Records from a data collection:
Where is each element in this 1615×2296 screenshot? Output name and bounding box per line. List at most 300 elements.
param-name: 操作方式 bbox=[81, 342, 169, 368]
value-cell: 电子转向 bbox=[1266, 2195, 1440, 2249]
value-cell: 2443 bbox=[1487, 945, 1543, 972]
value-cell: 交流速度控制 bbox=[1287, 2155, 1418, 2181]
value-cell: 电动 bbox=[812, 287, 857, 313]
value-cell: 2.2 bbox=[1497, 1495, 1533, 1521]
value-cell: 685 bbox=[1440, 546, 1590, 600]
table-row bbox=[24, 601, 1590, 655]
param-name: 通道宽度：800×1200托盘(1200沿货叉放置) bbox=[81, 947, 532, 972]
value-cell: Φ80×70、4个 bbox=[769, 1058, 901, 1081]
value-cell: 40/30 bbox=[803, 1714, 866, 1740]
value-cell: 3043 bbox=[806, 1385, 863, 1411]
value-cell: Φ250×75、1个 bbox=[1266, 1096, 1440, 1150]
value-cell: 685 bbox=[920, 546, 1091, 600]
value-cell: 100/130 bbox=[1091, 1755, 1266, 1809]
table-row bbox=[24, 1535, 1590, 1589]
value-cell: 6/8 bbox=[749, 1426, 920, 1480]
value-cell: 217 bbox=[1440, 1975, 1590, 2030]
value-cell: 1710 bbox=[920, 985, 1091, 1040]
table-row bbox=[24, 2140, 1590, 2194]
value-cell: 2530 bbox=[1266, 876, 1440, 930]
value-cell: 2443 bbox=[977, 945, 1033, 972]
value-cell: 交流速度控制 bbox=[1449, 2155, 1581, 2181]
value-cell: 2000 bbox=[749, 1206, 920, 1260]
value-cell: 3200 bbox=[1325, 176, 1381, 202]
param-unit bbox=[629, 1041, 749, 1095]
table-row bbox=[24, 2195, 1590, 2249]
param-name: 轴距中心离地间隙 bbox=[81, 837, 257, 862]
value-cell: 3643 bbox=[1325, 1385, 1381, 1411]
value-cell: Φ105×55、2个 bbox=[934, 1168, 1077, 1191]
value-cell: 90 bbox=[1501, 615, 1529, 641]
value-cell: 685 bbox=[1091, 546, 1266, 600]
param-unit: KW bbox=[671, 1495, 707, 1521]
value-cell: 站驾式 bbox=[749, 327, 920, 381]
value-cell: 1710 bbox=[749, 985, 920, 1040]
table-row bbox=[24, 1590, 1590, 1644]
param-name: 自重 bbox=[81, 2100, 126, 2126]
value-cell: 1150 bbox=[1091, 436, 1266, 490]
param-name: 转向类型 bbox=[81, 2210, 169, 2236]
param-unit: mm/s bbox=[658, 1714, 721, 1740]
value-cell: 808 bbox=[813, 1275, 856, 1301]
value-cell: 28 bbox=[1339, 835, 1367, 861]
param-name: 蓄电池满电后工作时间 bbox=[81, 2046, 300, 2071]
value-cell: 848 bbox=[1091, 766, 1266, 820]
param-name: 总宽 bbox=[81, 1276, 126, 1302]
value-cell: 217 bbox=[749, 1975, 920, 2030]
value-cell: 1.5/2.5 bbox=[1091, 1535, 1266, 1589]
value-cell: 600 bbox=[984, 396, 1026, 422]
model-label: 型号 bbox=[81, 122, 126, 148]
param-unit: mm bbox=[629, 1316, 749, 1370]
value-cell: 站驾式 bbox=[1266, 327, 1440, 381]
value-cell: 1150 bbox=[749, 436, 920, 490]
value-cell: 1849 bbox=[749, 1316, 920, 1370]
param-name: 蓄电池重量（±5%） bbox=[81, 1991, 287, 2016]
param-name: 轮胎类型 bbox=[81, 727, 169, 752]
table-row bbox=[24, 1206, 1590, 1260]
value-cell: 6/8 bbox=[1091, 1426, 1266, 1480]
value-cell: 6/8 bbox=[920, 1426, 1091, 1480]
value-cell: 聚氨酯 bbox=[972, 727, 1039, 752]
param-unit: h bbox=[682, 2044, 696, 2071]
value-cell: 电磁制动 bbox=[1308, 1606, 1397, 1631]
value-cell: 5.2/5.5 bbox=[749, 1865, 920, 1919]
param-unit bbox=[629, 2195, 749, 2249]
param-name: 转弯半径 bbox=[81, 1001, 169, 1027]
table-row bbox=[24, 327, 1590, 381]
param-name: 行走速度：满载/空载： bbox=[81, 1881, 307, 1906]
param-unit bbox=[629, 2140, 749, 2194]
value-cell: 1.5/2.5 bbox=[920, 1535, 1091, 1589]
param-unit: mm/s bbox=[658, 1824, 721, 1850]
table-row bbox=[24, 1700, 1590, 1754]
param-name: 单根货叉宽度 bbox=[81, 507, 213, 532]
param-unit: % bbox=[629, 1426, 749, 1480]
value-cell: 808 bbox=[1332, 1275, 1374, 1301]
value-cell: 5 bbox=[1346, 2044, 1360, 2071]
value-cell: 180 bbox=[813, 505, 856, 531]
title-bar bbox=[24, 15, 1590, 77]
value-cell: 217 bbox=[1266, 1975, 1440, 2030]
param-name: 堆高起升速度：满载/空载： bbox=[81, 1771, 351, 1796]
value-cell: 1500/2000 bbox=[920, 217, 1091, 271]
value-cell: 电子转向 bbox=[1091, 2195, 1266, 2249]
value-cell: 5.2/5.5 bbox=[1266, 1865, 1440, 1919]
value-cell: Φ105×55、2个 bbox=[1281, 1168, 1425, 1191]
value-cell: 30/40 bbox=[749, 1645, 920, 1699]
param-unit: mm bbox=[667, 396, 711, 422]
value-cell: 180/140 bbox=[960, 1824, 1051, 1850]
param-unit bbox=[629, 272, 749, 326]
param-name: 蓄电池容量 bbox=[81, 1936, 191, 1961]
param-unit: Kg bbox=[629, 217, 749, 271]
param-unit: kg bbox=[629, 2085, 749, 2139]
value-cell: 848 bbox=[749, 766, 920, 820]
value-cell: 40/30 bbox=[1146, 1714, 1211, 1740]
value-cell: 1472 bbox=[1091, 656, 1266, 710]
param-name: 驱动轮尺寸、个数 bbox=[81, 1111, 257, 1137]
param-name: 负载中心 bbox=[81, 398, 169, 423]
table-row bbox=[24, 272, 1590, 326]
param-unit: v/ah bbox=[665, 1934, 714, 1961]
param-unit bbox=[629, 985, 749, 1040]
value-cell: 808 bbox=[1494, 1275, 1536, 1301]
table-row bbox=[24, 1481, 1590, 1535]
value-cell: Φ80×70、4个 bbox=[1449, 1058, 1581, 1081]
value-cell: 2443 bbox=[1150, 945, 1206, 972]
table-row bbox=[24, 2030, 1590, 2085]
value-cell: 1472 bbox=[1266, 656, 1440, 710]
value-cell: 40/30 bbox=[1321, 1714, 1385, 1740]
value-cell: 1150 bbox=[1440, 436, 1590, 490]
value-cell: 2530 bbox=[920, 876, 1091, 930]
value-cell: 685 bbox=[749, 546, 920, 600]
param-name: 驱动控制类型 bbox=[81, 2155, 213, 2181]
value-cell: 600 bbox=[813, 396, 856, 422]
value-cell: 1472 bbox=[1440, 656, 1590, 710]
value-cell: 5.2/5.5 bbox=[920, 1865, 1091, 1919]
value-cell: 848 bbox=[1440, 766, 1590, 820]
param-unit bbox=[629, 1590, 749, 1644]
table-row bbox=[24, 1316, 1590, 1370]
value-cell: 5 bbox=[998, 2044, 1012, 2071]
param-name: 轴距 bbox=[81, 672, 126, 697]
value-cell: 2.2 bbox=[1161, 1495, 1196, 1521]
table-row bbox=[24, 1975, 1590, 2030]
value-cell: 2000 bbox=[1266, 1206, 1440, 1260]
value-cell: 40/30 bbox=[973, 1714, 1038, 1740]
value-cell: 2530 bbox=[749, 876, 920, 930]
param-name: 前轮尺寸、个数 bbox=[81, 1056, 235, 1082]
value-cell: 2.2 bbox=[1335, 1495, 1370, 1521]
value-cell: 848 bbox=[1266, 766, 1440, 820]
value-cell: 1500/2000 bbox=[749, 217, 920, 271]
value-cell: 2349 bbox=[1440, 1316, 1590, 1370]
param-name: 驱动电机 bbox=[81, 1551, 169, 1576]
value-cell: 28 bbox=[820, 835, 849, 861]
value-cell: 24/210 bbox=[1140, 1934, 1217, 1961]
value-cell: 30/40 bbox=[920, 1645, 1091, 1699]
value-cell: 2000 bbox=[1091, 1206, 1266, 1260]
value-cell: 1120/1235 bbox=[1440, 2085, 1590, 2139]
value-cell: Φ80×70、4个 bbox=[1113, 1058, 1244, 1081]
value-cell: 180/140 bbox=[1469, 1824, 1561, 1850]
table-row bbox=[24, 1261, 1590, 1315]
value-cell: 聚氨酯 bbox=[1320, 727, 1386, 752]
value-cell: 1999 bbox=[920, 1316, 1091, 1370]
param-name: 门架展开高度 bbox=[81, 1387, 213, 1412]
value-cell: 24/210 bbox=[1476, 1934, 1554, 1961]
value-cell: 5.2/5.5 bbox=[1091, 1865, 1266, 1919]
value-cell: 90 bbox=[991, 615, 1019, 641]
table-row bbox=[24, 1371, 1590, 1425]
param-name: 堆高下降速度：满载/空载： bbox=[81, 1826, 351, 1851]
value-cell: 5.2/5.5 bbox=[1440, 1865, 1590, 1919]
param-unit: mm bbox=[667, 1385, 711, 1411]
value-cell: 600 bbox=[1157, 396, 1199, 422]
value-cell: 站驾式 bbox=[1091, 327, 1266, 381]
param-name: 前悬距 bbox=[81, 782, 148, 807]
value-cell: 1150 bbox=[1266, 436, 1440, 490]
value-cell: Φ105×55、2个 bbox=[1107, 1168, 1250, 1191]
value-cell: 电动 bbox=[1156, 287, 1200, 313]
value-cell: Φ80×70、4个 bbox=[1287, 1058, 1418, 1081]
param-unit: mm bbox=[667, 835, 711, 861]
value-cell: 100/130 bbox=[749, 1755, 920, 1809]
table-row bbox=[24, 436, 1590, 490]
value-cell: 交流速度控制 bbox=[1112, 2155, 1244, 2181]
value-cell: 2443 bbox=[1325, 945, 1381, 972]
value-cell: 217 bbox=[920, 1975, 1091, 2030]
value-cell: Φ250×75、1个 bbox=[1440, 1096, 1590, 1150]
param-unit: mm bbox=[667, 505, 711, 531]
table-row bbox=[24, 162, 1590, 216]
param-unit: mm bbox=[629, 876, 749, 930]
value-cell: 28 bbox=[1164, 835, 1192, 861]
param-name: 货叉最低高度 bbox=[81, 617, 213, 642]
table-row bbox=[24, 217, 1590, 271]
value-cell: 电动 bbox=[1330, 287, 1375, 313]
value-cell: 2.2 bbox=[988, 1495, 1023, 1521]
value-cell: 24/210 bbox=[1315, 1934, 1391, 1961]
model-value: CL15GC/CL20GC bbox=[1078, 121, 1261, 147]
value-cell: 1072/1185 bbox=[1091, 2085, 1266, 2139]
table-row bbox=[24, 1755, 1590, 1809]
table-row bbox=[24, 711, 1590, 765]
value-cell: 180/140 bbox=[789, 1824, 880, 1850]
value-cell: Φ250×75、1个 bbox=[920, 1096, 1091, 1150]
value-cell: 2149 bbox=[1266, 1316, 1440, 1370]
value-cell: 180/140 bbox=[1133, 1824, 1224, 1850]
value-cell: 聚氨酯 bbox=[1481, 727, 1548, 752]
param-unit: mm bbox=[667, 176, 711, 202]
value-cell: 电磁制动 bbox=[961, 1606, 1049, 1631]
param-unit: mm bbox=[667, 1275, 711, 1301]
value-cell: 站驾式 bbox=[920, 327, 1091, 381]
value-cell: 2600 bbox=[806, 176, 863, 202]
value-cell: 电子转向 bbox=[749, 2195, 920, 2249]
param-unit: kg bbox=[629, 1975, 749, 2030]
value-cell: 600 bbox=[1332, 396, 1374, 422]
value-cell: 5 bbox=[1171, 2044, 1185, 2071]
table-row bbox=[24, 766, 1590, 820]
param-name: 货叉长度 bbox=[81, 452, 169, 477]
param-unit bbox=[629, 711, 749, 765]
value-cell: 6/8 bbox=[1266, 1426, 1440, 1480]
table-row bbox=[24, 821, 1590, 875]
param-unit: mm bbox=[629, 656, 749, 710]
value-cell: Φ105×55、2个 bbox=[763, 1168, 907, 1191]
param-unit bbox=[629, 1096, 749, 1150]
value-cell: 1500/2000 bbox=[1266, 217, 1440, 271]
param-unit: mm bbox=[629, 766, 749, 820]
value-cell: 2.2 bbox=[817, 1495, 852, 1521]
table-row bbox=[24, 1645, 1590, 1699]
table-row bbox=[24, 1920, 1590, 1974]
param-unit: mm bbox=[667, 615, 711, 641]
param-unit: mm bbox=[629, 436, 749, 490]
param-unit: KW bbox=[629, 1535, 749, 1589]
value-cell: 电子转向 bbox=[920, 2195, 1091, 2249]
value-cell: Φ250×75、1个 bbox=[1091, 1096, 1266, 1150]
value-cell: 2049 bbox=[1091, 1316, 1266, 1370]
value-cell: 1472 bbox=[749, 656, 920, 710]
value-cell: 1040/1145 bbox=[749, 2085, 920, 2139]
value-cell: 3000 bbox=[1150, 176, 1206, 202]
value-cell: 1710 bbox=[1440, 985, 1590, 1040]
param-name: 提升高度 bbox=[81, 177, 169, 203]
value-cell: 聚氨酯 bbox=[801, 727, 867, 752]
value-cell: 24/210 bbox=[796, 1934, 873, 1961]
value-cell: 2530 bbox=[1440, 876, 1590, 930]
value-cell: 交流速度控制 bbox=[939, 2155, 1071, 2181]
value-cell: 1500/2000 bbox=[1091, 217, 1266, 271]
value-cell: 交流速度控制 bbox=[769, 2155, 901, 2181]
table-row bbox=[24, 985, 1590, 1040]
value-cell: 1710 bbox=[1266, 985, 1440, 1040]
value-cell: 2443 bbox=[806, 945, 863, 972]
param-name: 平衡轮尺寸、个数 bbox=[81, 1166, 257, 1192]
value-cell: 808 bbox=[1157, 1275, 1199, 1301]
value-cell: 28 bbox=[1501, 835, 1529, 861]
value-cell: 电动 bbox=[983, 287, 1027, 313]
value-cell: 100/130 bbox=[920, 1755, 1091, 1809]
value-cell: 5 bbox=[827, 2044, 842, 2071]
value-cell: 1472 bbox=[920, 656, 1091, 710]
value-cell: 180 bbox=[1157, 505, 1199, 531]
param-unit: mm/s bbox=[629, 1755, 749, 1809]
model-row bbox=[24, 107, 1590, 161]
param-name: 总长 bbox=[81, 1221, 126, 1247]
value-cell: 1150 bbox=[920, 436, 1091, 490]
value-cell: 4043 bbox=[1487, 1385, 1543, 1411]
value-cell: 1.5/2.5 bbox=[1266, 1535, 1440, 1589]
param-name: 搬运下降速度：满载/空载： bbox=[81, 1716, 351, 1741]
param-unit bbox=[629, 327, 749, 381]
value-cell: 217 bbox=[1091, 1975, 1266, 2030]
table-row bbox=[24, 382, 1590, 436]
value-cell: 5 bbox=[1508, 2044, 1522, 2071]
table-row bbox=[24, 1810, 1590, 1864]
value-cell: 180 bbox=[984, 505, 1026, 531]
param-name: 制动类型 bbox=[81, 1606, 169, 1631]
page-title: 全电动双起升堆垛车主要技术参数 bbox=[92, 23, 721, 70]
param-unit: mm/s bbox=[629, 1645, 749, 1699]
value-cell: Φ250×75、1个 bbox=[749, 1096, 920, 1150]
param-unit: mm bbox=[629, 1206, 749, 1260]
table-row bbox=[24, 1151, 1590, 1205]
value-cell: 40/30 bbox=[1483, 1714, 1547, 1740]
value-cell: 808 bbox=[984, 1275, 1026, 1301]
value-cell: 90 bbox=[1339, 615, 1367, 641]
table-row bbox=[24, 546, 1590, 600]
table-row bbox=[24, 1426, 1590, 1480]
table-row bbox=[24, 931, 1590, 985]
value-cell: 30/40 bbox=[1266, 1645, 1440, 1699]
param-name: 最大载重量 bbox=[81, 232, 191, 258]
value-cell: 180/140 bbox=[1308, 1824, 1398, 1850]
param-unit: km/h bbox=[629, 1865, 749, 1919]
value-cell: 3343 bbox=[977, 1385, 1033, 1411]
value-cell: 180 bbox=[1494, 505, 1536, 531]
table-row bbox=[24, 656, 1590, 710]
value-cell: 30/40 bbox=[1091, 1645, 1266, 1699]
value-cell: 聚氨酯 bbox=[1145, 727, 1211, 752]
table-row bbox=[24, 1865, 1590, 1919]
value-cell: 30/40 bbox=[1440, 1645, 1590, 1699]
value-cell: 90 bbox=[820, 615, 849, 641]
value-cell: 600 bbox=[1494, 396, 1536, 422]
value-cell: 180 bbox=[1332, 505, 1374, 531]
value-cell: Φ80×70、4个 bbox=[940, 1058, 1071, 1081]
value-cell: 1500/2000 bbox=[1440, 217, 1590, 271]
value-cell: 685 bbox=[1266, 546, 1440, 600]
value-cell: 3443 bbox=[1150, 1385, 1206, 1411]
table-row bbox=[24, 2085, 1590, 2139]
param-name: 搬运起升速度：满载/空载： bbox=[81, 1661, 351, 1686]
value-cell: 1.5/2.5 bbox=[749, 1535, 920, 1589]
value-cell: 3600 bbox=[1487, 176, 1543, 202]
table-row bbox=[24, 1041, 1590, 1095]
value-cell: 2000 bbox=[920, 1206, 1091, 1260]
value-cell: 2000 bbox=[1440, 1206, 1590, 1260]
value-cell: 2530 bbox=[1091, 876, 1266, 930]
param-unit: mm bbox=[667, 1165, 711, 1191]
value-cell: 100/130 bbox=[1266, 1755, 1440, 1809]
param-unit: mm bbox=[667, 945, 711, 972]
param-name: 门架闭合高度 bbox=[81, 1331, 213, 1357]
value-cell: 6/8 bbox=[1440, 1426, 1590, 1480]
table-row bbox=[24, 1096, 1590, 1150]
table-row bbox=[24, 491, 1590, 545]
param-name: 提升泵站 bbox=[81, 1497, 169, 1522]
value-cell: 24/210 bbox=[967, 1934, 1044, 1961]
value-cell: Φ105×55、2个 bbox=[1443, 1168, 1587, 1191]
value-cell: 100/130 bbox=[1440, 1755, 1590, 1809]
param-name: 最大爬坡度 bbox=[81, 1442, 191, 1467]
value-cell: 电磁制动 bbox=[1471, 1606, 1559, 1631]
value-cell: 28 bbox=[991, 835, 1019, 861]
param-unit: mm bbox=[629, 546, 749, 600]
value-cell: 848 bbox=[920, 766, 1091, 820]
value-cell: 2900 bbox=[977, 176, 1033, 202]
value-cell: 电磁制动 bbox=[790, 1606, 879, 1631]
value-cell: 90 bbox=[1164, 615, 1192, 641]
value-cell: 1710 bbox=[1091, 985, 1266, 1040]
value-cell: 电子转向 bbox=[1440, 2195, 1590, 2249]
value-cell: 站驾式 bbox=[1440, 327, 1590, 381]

▶ Stated goal: In the stretch from the start of the material through the line containing "value-cell: 685 bbox=[1091, 546, 1266, 600]", switch "table-row" to "data-row", keeping everything else unchanged.

▶ Full response:
Where is each element in this 1615×2296 screenshot? Output name and bounding box per line. List at most 300 elements.
param-name: 操作方式 bbox=[81, 342, 169, 368]
value-cell: 电子转向 bbox=[1266, 2195, 1440, 2249]
value-cell: 2443 bbox=[1487, 945, 1543, 972]
value-cell: 交流速度控制 bbox=[1287, 2155, 1418, 2181]
value-cell: 电动 bbox=[812, 287, 857, 313]
value-cell: 2.2 bbox=[1497, 1495, 1533, 1521]
value-cell: 685 bbox=[1440, 546, 1590, 600]
data-row bbox=[24, 601, 1590, 655]
param-name: 通道宽度：800×1200托盘(1200沿货叉放置) bbox=[81, 947, 532, 972]
value-cell: Φ80×70、4个 bbox=[769, 1058, 901, 1081]
value-cell: 40/30 bbox=[803, 1714, 866, 1740]
value-cell: 3043 bbox=[806, 1385, 863, 1411]
value-cell: Φ250×75、1个 bbox=[1266, 1096, 1440, 1150]
value-cell: 685 bbox=[920, 546, 1091, 600]
value-cell: 100/130 bbox=[1091, 1755, 1266, 1809]
data-row bbox=[24, 1535, 1590, 1589]
value-cell: 6/8 bbox=[749, 1426, 920, 1480]
value-cell: 217 bbox=[1440, 1975, 1590, 2030]
value-cell: 1710 bbox=[920, 985, 1091, 1040]
data-row bbox=[24, 2140, 1590, 2194]
value-cell: 2530 bbox=[1266, 876, 1440, 930]
value-cell: 2443 bbox=[977, 945, 1033, 972]
value-cell: 交流速度控制 bbox=[1449, 2155, 1581, 2181]
value-cell: 2000 bbox=[749, 1206, 920, 1260]
value-cell: 3200 bbox=[1325, 176, 1381, 202]
param-unit bbox=[629, 1041, 749, 1095]
data-row bbox=[24, 2195, 1590, 2249]
param-name: 轴距中心离地间隙 bbox=[81, 837, 257, 862]
value-cell: 3643 bbox=[1325, 1385, 1381, 1411]
value-cell: Φ105×55、2个 bbox=[934, 1168, 1077, 1191]
value-cell: 90 bbox=[1501, 615, 1529, 641]
value-cell: 685 bbox=[1091, 546, 1266, 600]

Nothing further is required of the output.